### Your task
Search the listing below for the word "được" and copy each line that holds it.

## START Records for this task

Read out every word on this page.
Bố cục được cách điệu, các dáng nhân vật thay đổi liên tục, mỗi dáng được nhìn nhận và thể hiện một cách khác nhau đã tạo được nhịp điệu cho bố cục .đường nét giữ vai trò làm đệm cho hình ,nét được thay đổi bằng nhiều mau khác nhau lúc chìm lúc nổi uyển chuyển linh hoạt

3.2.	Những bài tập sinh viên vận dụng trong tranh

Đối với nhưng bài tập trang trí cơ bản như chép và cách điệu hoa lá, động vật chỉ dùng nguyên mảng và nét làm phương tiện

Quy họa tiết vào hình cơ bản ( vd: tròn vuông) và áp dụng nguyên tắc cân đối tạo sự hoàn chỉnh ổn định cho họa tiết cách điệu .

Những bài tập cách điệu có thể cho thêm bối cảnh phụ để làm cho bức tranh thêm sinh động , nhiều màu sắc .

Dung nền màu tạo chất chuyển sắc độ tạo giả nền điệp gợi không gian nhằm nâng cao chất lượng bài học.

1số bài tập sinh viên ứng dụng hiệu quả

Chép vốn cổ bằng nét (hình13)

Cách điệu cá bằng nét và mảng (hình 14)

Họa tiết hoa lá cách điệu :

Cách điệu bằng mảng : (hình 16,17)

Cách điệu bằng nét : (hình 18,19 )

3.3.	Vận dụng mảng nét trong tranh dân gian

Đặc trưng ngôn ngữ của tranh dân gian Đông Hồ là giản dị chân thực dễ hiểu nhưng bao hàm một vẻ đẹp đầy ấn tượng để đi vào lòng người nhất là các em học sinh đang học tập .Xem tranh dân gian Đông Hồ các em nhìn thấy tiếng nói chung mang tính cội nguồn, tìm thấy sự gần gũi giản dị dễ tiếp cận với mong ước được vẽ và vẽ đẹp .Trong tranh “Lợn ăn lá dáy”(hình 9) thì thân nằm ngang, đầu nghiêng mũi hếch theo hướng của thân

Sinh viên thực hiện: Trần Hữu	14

## END Records for this task

### Output
Bố cục được cách điệu, các dáng nhân vật thay đổi liên tục, mỗi dáng được nhìn nhận và thể hiện một cách khác nhau đã tạo được nhịp điệu cho bố cục .đường nét giữ vai trò làm đệm cho hình ,nét được thay đổi bằng nhiều mau khác nhau lúc chìm lúc nổi uyển chuyển linh hoạt
Đặc trưng ngôn ngữ của tranh dân gian Đông Hồ là giản dị chân thực dễ hiểu nhưng bao hàm một vẻ đẹp đầy ấn tượng để đi vào lòng người nhất là các em học sinh đang học tập .Xem tranh dân gian Đông Hồ các em nhìn thấy tiếng nói chung mang tính cội nguồn, tìm thấy sự gần gũi giản dị dễ tiếp cận với mong ước được vẽ và vẽ đẹp .Trong tranh “Lợn ăn lá dáy”(hình 9) thì thân nằm ngang, đầu nghiêng mũi hếch theo hướng của thân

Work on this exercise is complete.